--- Start of READING TEXT ---

I'm curious how keeping and attracting people (especially those in the prime reproductive years of their lives, as well as the age range most likely to be driving solo in their cars) is in line with moving toward a sustainable community. Do they know how to insulate houses? Run a cooperative business? Grow food? Repair things?

This effort sounds eerily in line with the tax abatement strategy of the state in recent years that has put communities in competition with each other for (near long-term) transient businesses (or in this case, workers.)

Maybe what Ann Arbor needs to "better understand" is how to appreciate and nurture the creativity of all age groups that make up its current population. Then maybe we can tell the state how to meet our needs instead of the other way around.

I'd really like to attend, but I have something else scheduled.


PS: I checked the website and the date of the event is March 16 (Tuesday), not the 19th.



It starts with the standard recipe for cool:  good people, good music, beer . . . but this week’s gathering hosted by the Ann Arbor Cool Cities Task Force will add an unusual ingredient: public policy.  On Tuesday, we will host a dialogue at Arbor Brewing to begin creating value guidelines and policy recommendations for the City Council and various city agencies to attract and retain 20-34 year-olds.  As people interested in Governor Granholm’s Cool Cities initiative and Mayor Hieftje’s passion to transform our city into a model of sustainability, I encourage you to spend a couple hours with us.

--- End of READING TEXT ---

● THE TASK: Please translate this sentence from the Ann Arbor text above into Spanish: "I'd really like to attend, but I have something else scheduled."

--- Start of DATASET ROWS ---

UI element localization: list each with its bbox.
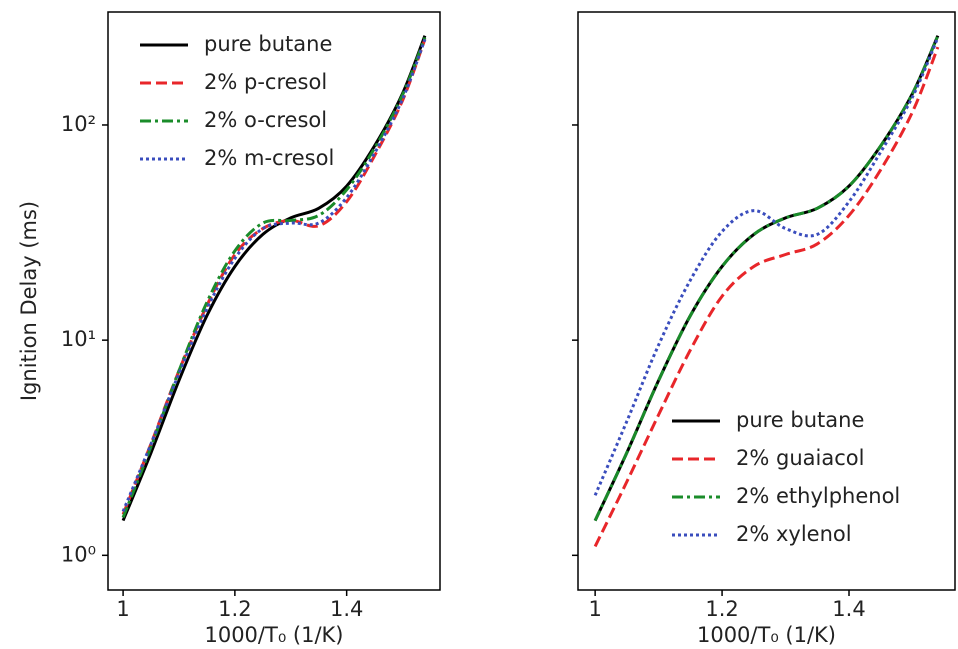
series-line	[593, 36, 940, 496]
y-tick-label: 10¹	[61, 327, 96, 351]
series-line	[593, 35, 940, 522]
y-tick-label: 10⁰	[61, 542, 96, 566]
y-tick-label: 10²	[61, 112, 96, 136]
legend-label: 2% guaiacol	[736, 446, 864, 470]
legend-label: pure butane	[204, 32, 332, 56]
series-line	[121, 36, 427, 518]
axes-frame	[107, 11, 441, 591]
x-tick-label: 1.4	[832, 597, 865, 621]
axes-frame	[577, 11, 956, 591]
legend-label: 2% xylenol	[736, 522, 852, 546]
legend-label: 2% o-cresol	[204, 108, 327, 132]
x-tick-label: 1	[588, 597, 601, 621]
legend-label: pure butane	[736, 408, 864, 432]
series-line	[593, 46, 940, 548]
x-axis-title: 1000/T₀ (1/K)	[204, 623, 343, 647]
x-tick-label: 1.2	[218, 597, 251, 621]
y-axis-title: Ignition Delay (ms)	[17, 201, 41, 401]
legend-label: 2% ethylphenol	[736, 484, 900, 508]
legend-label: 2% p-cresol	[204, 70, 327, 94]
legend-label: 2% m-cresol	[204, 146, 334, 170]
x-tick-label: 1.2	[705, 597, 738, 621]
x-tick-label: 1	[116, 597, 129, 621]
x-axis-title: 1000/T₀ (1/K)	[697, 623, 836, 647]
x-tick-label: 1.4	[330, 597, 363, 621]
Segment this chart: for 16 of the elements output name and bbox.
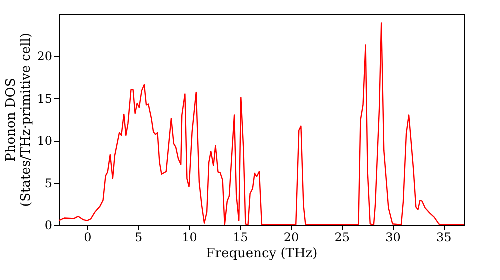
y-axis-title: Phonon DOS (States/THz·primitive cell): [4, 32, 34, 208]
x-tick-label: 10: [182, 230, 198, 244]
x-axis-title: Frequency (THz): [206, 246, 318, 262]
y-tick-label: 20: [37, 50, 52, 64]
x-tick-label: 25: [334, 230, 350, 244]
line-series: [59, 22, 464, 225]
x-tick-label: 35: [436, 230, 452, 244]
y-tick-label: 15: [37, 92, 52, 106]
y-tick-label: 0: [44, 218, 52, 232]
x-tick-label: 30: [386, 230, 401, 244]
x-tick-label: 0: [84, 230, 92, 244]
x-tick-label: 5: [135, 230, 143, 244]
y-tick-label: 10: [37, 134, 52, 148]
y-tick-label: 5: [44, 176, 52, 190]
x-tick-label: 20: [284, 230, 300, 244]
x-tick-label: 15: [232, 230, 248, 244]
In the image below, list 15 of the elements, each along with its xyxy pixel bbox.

--- End of DATASET ROWS ---

● THE RESULT: Me gustaría mucho asistir, pero tengo otra cosa programada.